Stored data

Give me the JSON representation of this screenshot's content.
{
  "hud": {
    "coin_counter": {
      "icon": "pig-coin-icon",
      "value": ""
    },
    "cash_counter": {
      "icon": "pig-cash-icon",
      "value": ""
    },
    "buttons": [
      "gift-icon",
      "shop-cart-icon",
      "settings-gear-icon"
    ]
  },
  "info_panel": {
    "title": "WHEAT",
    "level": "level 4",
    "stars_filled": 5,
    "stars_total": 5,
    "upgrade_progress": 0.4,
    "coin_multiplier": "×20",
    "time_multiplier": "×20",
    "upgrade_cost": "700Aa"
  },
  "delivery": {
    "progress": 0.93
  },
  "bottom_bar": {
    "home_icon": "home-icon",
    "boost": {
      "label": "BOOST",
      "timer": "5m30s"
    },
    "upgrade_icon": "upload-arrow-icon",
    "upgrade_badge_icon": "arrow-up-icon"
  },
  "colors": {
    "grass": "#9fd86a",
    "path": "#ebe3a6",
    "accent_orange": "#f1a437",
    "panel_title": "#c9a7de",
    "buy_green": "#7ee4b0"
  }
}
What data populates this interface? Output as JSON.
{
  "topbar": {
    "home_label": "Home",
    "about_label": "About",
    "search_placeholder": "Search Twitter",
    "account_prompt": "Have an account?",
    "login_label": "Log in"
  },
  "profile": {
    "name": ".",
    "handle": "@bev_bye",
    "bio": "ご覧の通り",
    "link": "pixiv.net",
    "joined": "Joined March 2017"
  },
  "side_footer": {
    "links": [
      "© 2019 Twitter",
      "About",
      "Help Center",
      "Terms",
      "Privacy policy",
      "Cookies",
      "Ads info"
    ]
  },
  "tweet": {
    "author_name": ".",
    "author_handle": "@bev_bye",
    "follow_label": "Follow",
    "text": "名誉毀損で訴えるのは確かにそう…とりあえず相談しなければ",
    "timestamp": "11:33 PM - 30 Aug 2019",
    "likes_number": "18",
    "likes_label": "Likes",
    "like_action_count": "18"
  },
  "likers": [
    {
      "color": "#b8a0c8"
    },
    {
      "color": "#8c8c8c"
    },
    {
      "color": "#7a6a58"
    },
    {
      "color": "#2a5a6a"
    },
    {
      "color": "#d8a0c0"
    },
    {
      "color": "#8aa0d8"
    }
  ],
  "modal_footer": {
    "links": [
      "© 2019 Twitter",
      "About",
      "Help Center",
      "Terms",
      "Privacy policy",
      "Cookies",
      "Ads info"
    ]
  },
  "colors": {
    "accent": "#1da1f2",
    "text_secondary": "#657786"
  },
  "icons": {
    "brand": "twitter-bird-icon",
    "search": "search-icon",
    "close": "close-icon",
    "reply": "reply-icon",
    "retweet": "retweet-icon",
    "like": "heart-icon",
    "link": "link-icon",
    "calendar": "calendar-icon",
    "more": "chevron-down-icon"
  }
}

- What is expected
Of the lines above, copy each that contains "arrow".

- Solved problem
    "upgrade_icon": "upload-arrow-icon",
    "upgrade_badge_icon": "arrow-up-icon"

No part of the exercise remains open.